The records that follow should be retyped word for word.
━━ The records ━━
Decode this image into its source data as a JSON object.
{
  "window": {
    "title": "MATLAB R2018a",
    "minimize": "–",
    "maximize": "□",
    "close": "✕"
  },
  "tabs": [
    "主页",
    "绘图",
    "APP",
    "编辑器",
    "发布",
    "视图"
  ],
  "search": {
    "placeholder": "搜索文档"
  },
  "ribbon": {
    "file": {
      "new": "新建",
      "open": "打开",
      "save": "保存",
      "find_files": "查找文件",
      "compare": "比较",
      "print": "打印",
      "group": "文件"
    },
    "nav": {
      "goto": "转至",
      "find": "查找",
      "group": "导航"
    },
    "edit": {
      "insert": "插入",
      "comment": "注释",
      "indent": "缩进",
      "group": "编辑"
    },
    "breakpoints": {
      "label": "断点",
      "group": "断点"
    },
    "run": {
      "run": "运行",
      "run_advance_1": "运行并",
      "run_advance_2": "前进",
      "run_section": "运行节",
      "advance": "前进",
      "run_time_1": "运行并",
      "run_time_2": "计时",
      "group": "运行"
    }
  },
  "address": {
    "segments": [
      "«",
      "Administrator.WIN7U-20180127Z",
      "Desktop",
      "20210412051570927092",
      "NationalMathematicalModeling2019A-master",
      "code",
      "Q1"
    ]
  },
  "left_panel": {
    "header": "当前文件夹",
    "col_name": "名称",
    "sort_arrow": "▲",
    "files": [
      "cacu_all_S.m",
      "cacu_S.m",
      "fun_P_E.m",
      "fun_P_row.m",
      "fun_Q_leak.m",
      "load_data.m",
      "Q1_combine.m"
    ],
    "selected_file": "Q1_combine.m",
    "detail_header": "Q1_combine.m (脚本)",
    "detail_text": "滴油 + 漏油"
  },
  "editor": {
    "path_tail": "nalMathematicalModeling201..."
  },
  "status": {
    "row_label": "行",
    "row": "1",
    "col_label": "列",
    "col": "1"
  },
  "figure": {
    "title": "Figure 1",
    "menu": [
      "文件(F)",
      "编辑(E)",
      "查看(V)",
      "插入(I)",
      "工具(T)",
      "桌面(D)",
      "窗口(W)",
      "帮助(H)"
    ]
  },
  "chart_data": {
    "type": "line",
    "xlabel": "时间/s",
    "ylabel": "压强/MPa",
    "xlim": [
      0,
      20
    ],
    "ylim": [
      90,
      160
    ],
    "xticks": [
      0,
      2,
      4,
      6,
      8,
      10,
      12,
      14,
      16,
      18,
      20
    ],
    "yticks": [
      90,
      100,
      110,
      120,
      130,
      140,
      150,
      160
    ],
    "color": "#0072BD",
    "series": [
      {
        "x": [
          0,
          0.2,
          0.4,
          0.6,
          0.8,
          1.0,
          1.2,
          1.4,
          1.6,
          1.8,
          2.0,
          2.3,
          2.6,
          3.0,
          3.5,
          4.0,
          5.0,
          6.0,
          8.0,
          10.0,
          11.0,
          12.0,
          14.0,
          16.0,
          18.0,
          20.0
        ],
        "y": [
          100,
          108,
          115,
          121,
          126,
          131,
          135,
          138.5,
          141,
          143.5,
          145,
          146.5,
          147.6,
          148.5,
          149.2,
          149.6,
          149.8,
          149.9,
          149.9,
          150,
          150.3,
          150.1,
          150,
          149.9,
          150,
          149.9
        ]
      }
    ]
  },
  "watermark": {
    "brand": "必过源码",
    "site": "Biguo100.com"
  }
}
━━━
Result ->
Decode this image into its source data as a JSON object.
{
  "window": {
    "title": "MATLAB R2018a",
    "minimize": "–",
    "maximize": "□",
    "close": "✕"
  },
  "tabs": [
    "主页",
    "绘图",
    "APP",
    "编辑器",
    "发布",
    "视图"
  ],
  "search": {
    "placeholder": "搜索文档"
  },
  "ribbon": {
    "file": {
      "new": "新建",
      "open": "打开",
      "save": "保存",
      "find_files": "查找文件",
      "compare": "比较",
      "print": "打印",
      "group": "文件"
    },
    "nav": {
      "goto": "转至",
      "find": "查找",
      "group": "导航"
    },
    "edit": {
      "insert": "插入",
      "comment": "注释",
      "indent": "缩进",
      "group": "编辑"
    },
    "breakpoints": {
      "label": "断点",
      "group": "断点"
    },
    "run": {
      "run": "运行",
      "run_advance_1": "运行并",
      "run_advance_2": "前进",
      "run_section": "运行节",
      "advance": "前进",
      "run_time_1": "运行并",
      "run_time_2": "计时",
      "group": "运行"
    }
  },
  "address": {
    "segments": [
      "«",
      "Administrator.WIN7U-20180127Z",
      "Desktop",
      "20210412051570927092",
      "NationalMathematicalModeling2019A-master",
      "code",
      "Q1"
    ]
  },
  "left_panel": {
    "header": "当前文件夹",
    "col_name": "名称",
    "sort_arrow": "▲",
    "files": [
      "cacu_all_S.m",
      "cacu_S.m",
      "fun_P_E.m",
      "fun_P_row.m",
      "fun_Q_leak.m",
      "load_data.m",
      "Q1_combine.m"
    ],
    "selected_file": "Q1_combine.m",
    "detail_header": "Q1_combine.m (脚本)",
    "detail_text": "滴油 + 漏油"
  },
  "editor": {
    "path_tail": "nalMathematicalModeling201..."
  },
  "status": {
    "row_label": "行",
    "row": "1",
    "col_label": "列",
    "col": "1"
  },
  "figure": {
    "title": "Figure 1",
    "menu": [
      "文件(F)",
      "编辑(E)",
      "查看(V)",
      "插入(I)",
      "工具(T)",
      "桌面(D)",
      "窗口(W)",
      "帮助(H)"
    ]
  },
  "chart_data": {
    "type": "line",
    "xlabel": "时间/s",
    "ylabel": "压强/MPa",
    "xlim": [
      0,
      20
    ],
    "ylim": [
      90,
      160
    ],
    "xticks": [
      0,
      2,
      4,
      6,
      8,
      10,
      12,
      14,
      16,
      18,
      20
    ],
    "yticks": [
      90,
      100,
      110,
      120,
      130,
      140,
      150,
      160
    ],
    "color": "#0072BD",
    "series": [
      {
        "x": [
          0,
          0.2,
          0.4,
          0.6,
          0.8,
          1.0,
          1.2,
          1.4,
          1.6,
          1.8,
          2.0,
          2.3,
          2.6,
          3.0,
          3.5,
          4.0,
          5.0,
          6.0,
          8.0,
          10.0,
          11.0,
          12.0,
          14.0,
          16.0,
          18.0,
          20.0
        ],
        "y": [
          100,
          108,
          115,
          121,
          126,
          131,
          135,
          138.5,
          141,
          143.5,
          145,
          146.5,
          147.6,
          148.5,
          149.2,
          149.6,
          149.8,
          149.9,
          149.9,
          150,
          150.3,
          150.1,
          150,
          149.9,
          150,
          149.9
        ]
      }
    ]
  },
  "watermark": {
    "brand": "必过源码",
    "site": "Biguo100.com"
  }
}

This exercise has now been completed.